(Collected data entries)
-=-=-

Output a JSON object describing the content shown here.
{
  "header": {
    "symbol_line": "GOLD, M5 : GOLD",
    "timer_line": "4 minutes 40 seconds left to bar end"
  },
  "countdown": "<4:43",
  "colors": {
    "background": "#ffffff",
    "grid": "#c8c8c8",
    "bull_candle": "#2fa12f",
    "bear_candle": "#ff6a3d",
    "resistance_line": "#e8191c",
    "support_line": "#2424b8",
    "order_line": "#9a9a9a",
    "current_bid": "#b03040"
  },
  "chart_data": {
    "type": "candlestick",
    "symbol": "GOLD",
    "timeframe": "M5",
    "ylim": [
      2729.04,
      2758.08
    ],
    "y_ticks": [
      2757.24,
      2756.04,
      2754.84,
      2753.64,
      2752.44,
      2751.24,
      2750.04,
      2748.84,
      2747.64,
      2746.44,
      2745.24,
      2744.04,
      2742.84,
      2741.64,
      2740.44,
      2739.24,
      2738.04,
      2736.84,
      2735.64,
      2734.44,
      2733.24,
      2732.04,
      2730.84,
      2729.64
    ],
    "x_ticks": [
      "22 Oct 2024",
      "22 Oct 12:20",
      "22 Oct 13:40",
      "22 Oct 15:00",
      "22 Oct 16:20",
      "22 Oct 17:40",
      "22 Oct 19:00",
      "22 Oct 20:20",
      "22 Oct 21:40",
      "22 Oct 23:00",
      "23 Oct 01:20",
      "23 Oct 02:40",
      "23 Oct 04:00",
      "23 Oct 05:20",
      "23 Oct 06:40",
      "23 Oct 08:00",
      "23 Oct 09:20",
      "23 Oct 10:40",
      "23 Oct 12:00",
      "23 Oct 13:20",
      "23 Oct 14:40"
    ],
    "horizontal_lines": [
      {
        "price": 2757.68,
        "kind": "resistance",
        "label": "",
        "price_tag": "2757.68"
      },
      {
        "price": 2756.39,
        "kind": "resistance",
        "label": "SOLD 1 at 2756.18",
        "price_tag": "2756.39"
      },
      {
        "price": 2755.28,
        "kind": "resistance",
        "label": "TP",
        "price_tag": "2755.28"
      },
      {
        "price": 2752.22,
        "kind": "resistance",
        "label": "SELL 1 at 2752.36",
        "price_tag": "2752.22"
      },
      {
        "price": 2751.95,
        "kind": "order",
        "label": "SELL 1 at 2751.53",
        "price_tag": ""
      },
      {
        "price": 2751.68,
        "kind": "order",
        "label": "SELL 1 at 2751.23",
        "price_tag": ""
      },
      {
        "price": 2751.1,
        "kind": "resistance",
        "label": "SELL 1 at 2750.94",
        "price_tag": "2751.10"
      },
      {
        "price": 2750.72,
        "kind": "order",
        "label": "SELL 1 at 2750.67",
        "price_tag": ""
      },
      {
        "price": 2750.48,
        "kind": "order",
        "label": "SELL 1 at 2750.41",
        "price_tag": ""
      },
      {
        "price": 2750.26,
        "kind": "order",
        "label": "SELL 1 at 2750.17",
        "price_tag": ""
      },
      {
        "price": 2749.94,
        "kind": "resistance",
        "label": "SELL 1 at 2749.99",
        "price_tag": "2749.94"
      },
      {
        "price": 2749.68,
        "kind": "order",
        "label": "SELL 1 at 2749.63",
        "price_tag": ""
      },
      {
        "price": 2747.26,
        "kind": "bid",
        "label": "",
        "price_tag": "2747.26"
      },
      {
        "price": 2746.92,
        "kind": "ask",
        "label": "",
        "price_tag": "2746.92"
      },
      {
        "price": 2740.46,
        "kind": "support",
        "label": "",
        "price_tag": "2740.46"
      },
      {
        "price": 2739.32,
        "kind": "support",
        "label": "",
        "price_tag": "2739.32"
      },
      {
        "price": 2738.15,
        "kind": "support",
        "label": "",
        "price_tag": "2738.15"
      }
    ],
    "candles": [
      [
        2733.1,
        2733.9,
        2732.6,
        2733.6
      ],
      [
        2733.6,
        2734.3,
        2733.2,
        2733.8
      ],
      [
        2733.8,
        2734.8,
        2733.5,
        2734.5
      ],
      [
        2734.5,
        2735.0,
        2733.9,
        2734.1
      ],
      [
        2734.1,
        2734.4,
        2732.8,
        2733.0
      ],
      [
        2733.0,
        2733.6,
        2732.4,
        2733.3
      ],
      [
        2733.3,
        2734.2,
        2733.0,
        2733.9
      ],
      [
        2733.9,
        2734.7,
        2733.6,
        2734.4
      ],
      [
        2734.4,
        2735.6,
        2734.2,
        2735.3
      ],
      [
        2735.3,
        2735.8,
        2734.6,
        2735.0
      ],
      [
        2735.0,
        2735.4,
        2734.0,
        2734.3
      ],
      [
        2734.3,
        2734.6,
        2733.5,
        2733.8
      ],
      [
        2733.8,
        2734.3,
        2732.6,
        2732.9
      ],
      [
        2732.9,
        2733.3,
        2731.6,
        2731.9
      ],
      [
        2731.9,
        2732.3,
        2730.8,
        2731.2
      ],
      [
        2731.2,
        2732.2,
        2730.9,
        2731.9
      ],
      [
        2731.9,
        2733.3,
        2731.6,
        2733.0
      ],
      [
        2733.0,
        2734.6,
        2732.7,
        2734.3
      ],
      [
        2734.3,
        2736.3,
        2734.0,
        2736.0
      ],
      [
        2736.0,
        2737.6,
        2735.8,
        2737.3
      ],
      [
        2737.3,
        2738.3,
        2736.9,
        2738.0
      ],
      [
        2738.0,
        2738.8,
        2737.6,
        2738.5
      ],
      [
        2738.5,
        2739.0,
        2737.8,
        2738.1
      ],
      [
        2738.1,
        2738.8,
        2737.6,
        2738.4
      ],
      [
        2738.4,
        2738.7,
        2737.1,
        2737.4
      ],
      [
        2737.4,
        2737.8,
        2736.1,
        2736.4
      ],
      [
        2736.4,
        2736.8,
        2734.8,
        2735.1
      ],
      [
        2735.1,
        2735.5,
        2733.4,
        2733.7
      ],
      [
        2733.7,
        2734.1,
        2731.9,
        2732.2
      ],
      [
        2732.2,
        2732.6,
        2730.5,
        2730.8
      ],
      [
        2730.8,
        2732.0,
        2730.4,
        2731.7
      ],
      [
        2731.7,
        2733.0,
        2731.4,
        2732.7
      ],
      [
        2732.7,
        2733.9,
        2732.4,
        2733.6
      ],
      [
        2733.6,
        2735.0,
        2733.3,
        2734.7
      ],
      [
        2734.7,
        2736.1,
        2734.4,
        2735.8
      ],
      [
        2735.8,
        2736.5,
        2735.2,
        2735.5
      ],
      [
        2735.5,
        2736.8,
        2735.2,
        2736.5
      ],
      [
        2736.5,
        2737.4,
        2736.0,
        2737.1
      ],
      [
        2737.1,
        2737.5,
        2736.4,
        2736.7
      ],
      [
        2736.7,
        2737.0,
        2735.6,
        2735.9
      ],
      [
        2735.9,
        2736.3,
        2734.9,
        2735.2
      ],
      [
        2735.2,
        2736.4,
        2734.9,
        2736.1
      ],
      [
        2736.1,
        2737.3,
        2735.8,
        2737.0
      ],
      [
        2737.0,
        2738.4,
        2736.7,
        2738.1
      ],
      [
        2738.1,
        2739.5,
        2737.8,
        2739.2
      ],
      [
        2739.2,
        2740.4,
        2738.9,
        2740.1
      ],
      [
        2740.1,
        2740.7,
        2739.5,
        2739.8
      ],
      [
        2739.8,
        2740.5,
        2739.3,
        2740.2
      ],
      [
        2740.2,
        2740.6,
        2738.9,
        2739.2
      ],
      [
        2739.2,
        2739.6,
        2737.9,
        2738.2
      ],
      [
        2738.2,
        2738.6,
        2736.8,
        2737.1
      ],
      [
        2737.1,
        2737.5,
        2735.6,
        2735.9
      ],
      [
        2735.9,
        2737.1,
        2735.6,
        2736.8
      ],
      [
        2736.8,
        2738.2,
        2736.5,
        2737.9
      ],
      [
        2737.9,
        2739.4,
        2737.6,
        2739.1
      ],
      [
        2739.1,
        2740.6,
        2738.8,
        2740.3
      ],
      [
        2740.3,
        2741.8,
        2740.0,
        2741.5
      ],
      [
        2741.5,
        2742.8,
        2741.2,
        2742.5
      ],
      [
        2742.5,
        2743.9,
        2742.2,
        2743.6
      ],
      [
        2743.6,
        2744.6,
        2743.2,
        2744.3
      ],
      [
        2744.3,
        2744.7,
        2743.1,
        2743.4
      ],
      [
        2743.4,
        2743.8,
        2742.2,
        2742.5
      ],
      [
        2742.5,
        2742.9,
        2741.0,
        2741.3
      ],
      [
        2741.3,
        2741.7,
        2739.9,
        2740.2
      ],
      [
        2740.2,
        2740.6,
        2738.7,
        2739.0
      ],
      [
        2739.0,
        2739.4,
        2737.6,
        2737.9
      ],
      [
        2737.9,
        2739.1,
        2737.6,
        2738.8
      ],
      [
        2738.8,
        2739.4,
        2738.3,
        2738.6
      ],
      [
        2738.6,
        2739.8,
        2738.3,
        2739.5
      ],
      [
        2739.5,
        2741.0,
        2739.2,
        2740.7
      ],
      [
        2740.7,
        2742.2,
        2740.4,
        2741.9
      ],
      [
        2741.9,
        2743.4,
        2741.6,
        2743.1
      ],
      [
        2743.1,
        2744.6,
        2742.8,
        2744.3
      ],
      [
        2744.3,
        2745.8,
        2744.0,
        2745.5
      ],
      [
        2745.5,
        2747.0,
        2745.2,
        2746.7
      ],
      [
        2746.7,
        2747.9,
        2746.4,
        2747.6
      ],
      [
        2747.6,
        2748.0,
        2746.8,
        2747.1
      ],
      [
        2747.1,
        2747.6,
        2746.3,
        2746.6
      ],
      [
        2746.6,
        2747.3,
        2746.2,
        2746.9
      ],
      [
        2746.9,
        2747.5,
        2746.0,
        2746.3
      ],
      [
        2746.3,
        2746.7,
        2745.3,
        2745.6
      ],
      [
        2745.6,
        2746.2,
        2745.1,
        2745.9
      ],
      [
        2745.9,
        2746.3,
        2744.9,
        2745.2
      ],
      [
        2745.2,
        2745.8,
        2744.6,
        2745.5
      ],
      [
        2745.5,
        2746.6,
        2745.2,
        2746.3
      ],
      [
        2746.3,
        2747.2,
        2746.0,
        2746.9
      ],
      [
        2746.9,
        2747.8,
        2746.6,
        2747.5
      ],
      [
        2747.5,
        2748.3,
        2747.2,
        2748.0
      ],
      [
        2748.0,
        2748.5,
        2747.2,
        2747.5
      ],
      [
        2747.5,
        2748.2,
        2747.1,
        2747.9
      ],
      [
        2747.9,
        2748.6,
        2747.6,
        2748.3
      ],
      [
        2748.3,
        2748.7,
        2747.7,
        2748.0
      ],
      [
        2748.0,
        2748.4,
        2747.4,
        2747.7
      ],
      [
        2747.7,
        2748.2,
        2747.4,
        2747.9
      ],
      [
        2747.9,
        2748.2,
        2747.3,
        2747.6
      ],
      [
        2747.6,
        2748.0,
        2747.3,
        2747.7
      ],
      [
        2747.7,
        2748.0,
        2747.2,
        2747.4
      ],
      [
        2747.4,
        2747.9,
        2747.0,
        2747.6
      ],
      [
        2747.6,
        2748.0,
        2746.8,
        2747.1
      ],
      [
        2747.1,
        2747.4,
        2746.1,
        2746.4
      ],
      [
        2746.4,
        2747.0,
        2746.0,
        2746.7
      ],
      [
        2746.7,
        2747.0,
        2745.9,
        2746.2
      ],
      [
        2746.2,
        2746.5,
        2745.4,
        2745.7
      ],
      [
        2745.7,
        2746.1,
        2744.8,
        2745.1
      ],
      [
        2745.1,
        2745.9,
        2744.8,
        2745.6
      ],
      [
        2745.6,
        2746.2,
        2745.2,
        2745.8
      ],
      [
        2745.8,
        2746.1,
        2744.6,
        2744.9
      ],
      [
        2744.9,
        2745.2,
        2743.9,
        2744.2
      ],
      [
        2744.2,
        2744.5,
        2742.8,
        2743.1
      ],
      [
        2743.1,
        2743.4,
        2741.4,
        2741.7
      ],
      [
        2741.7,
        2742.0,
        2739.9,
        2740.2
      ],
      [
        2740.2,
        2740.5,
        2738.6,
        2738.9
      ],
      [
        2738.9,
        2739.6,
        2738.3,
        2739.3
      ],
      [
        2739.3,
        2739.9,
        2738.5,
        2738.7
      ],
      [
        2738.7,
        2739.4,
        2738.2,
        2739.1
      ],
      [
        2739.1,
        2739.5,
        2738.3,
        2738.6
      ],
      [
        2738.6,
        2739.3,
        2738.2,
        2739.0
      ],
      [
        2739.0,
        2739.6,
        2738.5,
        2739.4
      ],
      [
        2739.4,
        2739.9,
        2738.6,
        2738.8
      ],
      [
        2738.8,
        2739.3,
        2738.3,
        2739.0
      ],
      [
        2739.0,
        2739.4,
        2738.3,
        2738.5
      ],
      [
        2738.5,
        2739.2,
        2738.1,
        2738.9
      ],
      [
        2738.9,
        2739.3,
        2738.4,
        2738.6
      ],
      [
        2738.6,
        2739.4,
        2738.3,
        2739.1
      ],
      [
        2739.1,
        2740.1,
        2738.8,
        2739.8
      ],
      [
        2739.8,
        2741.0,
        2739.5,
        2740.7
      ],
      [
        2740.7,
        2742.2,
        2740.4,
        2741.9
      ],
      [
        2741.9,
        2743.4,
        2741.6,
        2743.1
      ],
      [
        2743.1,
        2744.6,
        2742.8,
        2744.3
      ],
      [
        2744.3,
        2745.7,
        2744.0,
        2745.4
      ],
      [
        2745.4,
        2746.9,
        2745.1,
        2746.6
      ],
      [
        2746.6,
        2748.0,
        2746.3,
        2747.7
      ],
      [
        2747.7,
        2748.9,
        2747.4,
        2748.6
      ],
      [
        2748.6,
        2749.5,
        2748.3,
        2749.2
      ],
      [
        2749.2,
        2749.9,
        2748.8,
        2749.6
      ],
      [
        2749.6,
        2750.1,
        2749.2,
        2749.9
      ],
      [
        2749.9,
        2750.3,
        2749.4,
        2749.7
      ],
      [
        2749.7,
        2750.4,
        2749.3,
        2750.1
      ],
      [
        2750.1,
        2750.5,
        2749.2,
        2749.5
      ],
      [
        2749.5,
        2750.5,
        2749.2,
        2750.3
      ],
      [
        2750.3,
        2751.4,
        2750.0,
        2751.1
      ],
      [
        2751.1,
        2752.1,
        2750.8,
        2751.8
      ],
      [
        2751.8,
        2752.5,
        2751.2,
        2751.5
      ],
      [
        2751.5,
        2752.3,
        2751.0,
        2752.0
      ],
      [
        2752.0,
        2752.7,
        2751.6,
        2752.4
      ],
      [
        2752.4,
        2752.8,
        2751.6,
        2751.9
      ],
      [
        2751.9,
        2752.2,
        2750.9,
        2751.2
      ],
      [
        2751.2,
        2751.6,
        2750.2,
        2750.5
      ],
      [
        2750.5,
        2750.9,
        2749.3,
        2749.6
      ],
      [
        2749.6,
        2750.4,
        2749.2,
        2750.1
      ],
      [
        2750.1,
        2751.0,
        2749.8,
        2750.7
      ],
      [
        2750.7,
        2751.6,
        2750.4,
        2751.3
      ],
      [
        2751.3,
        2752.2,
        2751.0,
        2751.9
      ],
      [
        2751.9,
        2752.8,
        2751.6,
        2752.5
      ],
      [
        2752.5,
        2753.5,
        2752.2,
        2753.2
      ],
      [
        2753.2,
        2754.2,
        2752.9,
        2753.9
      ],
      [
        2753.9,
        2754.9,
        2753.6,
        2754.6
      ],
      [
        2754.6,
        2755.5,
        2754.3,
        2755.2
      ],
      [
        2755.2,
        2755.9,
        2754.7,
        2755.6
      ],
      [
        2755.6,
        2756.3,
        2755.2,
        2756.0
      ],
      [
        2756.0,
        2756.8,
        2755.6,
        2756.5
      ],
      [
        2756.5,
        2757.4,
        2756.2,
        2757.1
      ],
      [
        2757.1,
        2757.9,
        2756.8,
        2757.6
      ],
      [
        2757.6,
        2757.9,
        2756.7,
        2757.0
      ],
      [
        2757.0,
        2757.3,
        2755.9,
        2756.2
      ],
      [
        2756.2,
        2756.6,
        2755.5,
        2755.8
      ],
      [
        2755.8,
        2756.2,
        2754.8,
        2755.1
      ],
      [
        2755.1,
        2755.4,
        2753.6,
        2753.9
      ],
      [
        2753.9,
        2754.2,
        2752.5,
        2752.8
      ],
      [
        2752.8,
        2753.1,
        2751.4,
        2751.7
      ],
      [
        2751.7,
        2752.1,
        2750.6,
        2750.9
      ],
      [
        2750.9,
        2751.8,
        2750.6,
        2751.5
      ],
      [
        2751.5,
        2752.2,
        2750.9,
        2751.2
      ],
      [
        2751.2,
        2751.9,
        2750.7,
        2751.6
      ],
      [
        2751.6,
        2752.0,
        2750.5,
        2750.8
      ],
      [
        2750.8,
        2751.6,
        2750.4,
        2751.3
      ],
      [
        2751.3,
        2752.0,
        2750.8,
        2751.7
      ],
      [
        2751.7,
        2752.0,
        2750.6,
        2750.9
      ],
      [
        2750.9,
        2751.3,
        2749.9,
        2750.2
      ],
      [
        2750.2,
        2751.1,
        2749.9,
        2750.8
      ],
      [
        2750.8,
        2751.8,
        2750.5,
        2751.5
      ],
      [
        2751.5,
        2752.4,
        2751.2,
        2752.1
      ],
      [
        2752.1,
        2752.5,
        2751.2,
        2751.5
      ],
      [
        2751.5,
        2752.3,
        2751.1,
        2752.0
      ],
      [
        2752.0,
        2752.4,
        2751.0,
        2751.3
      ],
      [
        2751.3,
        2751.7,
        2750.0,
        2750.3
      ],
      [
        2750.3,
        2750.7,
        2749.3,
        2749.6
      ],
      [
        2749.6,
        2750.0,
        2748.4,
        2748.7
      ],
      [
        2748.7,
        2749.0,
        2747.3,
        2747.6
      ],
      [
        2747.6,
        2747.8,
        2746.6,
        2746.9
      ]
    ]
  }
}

-=-=-

**REQUIREMENTS**
Give the count of lines containing "SELL", with no added text.

**EXERCISE SOLUTION**
9